Report every line in the listing that contains the string "social".

═══

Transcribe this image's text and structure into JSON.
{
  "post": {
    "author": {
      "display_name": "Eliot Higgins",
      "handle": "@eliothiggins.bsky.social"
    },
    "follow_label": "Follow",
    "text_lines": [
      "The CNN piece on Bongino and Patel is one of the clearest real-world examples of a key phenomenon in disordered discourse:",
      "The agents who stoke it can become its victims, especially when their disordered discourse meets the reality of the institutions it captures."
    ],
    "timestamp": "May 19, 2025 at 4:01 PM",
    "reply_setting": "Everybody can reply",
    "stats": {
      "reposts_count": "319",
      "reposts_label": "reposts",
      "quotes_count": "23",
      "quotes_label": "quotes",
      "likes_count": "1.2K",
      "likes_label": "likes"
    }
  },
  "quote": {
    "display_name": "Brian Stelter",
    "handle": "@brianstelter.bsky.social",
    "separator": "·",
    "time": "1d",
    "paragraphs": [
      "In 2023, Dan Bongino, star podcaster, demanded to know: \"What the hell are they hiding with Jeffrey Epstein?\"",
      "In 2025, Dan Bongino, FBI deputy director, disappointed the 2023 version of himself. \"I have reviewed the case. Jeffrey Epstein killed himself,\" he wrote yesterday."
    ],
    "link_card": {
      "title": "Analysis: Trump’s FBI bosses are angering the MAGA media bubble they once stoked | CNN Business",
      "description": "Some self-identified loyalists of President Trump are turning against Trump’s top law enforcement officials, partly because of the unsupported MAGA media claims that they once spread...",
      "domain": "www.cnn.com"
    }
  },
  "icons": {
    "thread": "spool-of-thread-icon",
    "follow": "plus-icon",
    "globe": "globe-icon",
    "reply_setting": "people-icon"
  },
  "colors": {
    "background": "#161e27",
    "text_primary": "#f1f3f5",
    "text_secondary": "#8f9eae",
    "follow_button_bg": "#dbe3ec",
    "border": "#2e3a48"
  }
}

═══

— RESPONSE —
      "handle": "@eliothiggins.bsky.social"
    "handle": "@brianstelter.bsky.social",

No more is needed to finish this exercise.